• _EXERCISE AIM_
Please extract the items from the very start through the line containing "button[interactable] [0, 96, 160, 119]", including that line, and reproduce each one verbatim.

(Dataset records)
:::

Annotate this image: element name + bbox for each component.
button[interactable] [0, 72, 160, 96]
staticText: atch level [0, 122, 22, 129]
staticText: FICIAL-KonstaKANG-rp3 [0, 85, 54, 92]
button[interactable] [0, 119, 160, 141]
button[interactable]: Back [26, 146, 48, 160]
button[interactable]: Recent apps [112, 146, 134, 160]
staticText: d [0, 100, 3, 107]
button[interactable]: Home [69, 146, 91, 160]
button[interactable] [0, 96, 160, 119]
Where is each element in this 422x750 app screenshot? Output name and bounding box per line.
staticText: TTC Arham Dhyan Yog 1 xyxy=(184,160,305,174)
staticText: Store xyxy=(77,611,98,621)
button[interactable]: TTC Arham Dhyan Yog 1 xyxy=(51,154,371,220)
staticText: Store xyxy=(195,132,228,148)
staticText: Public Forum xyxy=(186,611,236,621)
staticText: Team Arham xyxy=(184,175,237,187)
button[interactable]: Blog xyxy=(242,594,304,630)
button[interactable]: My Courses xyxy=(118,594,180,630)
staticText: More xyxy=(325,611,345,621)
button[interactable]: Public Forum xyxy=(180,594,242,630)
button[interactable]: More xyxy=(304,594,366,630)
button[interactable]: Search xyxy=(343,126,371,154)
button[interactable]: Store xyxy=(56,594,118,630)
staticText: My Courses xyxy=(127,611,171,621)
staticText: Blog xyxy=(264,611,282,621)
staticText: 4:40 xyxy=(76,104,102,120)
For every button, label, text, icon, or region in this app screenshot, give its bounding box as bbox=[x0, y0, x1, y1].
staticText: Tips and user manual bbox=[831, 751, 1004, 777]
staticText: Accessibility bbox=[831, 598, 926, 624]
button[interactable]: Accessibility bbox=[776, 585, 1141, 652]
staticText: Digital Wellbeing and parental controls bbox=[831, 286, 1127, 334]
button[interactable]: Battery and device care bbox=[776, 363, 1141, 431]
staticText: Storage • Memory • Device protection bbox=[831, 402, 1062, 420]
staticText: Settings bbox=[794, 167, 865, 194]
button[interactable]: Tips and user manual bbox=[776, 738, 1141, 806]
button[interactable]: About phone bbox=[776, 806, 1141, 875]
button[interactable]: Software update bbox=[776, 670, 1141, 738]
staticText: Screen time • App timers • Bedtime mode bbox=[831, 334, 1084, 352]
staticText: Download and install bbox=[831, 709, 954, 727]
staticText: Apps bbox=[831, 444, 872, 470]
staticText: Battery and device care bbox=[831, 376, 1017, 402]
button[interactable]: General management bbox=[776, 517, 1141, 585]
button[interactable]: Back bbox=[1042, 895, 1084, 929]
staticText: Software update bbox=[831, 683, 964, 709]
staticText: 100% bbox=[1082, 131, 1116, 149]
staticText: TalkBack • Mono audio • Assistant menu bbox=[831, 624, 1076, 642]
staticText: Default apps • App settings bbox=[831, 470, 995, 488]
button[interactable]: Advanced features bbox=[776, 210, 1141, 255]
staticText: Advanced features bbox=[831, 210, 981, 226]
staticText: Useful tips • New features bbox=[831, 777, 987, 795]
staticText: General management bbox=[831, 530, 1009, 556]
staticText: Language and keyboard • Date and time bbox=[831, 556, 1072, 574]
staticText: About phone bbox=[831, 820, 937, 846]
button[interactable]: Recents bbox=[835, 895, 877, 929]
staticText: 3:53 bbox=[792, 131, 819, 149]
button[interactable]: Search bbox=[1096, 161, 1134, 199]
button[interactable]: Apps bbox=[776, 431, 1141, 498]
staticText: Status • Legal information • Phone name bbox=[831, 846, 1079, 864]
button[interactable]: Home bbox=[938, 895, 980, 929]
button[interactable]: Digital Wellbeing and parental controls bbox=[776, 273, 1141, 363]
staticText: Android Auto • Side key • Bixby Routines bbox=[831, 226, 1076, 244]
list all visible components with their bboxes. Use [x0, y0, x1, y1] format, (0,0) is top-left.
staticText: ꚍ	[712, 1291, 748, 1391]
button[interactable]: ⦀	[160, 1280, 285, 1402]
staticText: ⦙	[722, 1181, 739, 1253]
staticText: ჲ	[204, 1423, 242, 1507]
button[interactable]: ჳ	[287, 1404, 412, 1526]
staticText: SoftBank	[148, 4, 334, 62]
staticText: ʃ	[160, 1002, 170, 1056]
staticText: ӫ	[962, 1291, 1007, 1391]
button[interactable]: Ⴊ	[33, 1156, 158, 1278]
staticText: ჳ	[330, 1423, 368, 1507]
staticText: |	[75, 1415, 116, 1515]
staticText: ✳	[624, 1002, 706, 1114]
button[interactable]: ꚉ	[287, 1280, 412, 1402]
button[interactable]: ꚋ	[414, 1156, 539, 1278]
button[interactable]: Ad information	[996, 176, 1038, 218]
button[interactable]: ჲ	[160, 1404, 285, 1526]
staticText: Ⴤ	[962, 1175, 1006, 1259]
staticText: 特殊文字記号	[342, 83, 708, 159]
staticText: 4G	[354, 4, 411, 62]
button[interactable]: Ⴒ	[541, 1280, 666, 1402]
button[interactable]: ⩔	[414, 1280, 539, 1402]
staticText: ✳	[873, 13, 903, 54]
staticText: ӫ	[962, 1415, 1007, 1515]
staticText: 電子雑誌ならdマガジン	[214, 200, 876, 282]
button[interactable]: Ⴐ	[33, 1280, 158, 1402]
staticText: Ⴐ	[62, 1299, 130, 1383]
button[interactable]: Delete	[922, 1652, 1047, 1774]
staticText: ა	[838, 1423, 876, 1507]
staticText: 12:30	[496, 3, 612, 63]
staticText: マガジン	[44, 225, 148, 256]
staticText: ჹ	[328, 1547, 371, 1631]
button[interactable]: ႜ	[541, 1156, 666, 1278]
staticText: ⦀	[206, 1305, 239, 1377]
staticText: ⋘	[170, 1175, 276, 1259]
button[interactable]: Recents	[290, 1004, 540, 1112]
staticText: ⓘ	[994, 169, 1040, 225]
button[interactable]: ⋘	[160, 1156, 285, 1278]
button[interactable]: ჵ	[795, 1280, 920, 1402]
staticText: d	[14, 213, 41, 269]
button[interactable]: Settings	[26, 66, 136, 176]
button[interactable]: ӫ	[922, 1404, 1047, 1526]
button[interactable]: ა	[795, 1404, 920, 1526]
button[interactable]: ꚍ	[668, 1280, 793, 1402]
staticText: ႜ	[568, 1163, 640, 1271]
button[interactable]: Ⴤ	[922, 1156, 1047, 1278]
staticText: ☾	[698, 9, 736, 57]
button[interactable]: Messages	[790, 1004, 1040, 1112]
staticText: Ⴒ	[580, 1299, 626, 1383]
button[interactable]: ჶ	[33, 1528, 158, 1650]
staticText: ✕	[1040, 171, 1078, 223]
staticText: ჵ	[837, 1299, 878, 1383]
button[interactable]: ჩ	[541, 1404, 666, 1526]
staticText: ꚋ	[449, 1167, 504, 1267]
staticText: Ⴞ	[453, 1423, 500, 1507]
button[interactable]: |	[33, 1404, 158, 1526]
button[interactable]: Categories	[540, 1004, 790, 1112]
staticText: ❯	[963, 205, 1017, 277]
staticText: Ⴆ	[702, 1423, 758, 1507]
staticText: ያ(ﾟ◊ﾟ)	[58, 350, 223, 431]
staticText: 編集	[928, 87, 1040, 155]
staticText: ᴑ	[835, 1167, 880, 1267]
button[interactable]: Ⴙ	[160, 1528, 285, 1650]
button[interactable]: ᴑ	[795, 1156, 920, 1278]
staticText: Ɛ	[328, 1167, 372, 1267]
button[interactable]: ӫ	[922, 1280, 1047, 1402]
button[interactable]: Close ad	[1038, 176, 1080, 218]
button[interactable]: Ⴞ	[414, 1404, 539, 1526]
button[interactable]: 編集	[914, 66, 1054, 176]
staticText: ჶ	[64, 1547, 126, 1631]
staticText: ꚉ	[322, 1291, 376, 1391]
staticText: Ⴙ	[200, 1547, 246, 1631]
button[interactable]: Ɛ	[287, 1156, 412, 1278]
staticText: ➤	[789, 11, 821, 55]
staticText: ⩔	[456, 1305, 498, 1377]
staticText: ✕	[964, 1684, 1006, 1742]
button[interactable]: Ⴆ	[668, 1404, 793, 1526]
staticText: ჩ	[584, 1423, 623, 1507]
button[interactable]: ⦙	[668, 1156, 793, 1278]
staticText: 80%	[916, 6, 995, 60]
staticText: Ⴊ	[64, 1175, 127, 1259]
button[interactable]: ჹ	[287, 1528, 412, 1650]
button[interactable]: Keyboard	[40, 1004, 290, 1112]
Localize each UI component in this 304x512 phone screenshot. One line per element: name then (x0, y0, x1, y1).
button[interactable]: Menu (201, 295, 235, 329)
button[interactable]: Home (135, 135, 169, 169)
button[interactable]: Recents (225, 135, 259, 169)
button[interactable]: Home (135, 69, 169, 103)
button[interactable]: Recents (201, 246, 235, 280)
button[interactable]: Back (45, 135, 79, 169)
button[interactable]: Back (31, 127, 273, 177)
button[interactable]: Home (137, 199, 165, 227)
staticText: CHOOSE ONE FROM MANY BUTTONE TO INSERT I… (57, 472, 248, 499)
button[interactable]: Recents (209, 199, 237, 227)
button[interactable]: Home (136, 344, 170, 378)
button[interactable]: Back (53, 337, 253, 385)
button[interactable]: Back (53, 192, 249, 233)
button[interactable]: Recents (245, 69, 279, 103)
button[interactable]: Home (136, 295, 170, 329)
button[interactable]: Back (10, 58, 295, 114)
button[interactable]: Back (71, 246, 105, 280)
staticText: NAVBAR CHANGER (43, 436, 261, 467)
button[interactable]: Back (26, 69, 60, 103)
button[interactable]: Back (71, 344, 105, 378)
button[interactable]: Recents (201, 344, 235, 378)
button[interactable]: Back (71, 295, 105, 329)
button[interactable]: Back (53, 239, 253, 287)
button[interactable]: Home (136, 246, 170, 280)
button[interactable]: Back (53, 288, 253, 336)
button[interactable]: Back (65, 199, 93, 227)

:::

• _ANSWER TO THIS TASK_
Annotate this image: element name + bbox for each component.
button[interactable] [0, 72, 160, 96]
staticText: atch level [0, 122, 22, 129]
staticText: FICIAL-KonstaKANG-rp3 [0, 85, 54, 92]
button[interactable] [0, 119, 160, 141]
button[interactable]: Back [26, 146, 48, 160]
button[interactable]: Recent apps [112, 146, 134, 160]
staticText: d [0, 100, 3, 107]
button[interactable]: Home [69, 146, 91, 160]
button[interactable] [0, 96, 160, 119]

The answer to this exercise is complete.